[Required action] Extract the passage of the court opinion from "July 27, 2015" to "Doc. 23, at 2).", copying it word for word.
[Opening Text section]
United States District Court, S.D. New York

July 27, 2015



MICHAEL H. DOLINGER, Magistrate Judge.

Defendants Jose D. Ruiz and Fierman Produce Exchange, Inc. have moved in limine to preclude plaintiff Yaniv Israeli from introducing any testimony from his treating surgeon, Dr. Samuel Adegboyega, or else to limit the scope of that testimony to what is found in the doctor's treatment records. (Defts' Mot. In Limine, Doc. 18). In return, plaintiff seeks to preclude the testimony of defendants' designated expert, Mr. Steven Becker. (Barbera July 15, 2015 letter, Doc. 23, at 2).

The parties face trial in less than two weeks on a claim by plaintiff that he suffered a severe injury to his foot as a result of the allegedly negligent operation of a forklift at the Hunts Point Market. The lawsuit was filed in state court in November 2014 and promptly removed to this court. (Notice of Removal, Doc. 1, Nov. 20, 2014). A case management plan, issued on February 28, 2015, called for completion of fact discovery by May 4, 2015, with expert disclosures due by the same date and rebuttal reports by May 18, 2015, with all expert discovery to be completed by June 4, 2015. According to the case management plan, both sides anticipated offering expert testimony concerning medical treatment. (Doc. 8, Feb. 20, 2015 at 3).

The nature of plaintiff's injuries and the course of his treatment were plainly never in question. At the outset plaintiff identified his treating surgeon and produced the pertinent medical records. (Pl's Oppos., Doc. 28 at 5-6) (reporting production as of January 6, 2015). Indeed, defendant's counsel acknowledged as early as February 3, 2015 - well before entry of the case management order - that he had received from plaintiff's attorney not only medical releases but also treatment records. (Weiser Feb. 3, 3015 letter, Doc. 4).
[Closing Text section]
[Opening Data to examine section]
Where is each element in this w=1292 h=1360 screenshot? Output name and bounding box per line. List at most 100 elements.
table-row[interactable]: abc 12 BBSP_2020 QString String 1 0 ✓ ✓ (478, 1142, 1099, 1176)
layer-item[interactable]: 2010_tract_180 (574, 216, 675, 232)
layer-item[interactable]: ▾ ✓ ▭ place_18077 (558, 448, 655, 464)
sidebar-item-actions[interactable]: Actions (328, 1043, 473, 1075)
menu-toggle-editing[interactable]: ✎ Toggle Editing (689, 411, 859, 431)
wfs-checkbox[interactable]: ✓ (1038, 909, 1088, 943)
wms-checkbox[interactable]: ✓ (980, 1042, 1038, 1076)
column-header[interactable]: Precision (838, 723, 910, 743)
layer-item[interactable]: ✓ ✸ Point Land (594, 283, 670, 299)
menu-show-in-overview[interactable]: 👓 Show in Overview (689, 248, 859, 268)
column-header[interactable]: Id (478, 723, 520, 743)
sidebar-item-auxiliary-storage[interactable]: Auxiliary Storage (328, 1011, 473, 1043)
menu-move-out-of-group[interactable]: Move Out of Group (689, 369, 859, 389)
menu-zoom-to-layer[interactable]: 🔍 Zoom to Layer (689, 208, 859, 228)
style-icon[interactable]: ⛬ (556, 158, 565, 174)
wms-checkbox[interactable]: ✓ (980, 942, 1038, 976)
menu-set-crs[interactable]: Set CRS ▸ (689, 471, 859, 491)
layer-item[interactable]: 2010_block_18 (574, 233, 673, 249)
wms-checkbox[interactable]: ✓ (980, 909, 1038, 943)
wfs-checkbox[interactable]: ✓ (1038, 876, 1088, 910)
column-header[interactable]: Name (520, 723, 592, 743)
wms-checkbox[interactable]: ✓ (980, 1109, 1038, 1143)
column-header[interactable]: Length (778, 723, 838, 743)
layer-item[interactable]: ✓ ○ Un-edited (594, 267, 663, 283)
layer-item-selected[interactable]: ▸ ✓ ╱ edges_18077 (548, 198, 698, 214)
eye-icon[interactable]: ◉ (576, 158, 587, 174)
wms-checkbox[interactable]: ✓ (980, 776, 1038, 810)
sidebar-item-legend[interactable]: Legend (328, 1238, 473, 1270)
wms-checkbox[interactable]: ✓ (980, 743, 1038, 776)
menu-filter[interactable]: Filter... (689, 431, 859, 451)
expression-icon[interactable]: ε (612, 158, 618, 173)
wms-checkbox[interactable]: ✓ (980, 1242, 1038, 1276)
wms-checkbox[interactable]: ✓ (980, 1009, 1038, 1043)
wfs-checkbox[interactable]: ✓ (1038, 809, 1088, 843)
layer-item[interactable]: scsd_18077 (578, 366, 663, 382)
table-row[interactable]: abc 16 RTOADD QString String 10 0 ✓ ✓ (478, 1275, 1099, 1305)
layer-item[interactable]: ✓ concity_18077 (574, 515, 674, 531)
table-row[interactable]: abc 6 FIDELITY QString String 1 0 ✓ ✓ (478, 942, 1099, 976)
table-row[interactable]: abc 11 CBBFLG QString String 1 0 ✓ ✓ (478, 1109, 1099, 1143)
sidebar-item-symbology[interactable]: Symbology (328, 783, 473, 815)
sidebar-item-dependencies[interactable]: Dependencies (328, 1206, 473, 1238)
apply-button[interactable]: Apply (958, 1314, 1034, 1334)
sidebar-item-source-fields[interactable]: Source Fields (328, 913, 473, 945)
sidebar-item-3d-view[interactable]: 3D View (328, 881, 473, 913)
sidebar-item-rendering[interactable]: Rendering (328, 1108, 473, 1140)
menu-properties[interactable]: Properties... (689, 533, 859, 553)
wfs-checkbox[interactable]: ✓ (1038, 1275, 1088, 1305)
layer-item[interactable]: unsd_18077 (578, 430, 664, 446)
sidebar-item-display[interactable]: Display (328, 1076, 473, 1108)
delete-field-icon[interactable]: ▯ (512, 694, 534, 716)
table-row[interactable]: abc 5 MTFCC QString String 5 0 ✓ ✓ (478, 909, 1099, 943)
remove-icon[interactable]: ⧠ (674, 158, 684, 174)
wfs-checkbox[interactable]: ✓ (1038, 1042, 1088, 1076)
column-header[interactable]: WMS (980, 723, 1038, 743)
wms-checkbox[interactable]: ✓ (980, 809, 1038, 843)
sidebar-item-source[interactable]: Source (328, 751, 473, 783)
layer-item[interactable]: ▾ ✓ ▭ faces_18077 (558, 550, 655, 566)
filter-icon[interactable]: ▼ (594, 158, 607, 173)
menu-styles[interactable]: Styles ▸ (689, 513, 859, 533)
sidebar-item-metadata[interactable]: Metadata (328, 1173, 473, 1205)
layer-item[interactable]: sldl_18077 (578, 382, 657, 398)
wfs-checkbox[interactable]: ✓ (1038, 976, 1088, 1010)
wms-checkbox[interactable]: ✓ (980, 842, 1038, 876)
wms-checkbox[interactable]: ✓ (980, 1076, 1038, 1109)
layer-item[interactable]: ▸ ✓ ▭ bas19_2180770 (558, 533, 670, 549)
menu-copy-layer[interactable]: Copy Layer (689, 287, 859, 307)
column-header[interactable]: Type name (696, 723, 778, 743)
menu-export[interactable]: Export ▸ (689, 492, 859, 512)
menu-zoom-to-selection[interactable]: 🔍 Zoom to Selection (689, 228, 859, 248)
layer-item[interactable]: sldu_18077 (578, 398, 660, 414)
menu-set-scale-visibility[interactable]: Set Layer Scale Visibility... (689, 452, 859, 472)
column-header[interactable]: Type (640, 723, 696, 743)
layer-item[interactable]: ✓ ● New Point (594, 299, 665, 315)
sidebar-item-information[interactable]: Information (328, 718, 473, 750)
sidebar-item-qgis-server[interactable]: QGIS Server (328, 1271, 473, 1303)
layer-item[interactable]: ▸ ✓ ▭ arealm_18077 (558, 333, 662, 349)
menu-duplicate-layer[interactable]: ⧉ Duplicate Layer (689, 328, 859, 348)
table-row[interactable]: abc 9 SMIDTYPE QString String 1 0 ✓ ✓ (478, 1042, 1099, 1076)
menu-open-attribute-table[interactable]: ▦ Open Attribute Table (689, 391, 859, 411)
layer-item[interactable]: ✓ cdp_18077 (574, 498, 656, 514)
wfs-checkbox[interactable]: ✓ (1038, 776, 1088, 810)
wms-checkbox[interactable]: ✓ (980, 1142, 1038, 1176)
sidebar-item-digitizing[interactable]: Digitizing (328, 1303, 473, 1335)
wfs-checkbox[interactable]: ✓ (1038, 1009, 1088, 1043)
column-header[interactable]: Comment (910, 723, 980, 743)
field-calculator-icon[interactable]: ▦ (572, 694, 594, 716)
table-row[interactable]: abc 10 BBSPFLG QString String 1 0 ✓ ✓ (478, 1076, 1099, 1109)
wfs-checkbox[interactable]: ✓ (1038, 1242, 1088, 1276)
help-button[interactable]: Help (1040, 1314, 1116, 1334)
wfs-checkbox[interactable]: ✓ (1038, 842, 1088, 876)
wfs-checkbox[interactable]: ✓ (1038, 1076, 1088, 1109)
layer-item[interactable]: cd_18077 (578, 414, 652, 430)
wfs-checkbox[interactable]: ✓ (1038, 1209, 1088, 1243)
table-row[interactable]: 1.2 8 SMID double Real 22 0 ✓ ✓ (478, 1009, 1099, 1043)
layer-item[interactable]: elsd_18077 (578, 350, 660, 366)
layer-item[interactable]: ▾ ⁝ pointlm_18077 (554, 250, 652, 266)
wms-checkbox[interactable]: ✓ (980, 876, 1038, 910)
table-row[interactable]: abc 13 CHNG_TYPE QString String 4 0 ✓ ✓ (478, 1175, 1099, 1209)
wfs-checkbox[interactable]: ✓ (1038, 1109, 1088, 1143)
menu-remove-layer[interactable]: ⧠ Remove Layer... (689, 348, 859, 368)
[Closing Data to examine section]
[Solution to the problem]
July 27, 2015



MICHAEL H. DOLINGER, Magistrate Judge.

Defendants Jose D. Ruiz and Fierman Produce Exchange, Inc. have moved in limine to preclude plaintiff Yaniv Israeli from introducing any testimony from his treating surgeon, Dr. Samuel Adegboyega, or else to limit the scope of that testimony to what is found in the doctor's treatment records. (Defts' Mot. In Limine, Doc. 18). In return, plaintiff seeks to preclude the testimony of defendants' designated expert, Mr. Steven Becker. (Barbera July 15, 2015 letter, Doc. 23, at 2).